### TASK PROMPT:
Give every line from the entries that contains "Share".

### RECORDS FOR THIS EXERCISE:
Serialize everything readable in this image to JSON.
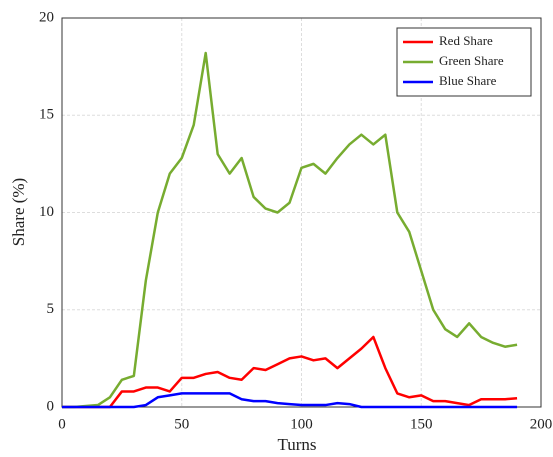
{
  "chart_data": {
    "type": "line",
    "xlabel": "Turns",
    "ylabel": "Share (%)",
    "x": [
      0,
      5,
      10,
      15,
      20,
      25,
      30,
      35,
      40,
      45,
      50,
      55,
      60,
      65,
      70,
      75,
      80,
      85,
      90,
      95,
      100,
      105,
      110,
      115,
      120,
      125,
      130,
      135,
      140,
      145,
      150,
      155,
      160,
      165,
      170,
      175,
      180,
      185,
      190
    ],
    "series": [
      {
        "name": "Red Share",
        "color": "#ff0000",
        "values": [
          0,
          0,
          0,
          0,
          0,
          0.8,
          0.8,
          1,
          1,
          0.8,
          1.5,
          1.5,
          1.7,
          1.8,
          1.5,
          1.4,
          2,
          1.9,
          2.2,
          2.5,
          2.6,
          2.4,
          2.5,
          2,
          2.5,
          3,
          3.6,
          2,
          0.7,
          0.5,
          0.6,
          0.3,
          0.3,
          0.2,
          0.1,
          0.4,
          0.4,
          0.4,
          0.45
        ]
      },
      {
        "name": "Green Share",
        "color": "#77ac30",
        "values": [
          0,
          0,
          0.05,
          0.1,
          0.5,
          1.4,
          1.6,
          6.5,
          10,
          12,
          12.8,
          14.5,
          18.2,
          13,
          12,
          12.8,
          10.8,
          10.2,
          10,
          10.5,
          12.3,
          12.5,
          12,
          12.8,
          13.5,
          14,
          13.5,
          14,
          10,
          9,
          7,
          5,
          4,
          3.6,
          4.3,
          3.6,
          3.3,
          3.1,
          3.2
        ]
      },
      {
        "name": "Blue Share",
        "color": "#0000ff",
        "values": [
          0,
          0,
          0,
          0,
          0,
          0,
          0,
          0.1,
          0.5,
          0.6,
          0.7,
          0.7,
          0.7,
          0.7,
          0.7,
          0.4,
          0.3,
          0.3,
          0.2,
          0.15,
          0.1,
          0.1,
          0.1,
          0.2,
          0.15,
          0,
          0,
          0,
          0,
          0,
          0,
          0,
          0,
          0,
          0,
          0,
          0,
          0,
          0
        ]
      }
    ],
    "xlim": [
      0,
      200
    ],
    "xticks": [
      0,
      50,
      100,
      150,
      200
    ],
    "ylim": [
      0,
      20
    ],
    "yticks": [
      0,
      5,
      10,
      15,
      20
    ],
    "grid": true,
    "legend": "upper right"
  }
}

--

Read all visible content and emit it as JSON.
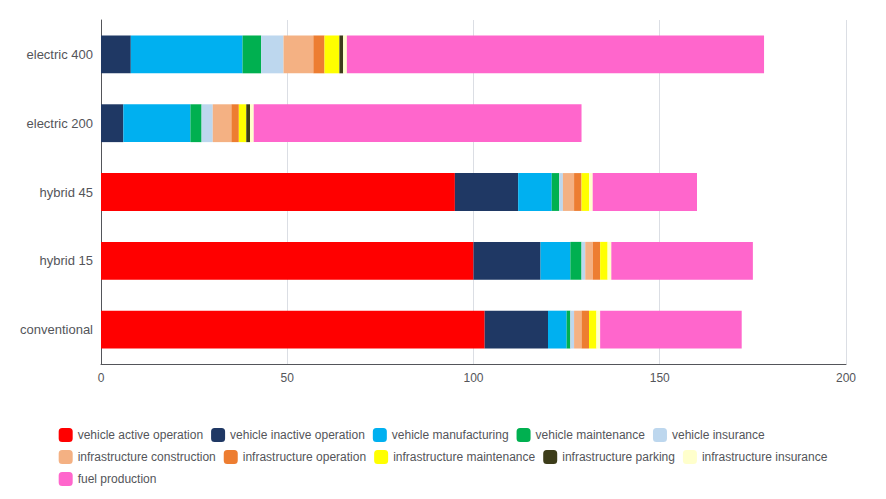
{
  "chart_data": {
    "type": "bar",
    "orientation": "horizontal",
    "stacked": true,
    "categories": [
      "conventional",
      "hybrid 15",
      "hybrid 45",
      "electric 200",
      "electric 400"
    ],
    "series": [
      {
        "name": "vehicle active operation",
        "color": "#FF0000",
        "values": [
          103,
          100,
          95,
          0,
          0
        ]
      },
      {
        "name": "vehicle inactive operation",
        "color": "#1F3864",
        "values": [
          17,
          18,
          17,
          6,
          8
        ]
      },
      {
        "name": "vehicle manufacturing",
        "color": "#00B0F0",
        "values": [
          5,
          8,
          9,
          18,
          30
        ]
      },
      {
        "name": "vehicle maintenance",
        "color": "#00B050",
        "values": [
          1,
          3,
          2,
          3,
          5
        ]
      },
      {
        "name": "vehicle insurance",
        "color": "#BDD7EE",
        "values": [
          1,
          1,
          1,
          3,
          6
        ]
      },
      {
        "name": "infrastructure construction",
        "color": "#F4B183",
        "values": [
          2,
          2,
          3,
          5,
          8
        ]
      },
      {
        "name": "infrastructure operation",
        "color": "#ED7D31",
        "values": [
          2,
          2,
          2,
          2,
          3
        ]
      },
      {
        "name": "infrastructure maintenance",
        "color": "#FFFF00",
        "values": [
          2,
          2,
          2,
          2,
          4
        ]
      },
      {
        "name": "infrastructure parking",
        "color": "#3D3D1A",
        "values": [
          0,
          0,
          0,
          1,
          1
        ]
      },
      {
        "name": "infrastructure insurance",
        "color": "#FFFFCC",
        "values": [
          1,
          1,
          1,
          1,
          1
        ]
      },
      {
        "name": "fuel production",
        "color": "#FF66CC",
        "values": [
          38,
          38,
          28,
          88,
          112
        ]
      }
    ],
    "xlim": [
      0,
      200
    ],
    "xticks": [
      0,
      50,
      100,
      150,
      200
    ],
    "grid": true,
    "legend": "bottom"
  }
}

### THE REPLY:
    "ylabel": "Share (%)",
        "name": "Red Share",
        "name": "Green Share",
        "name": "Blue Share",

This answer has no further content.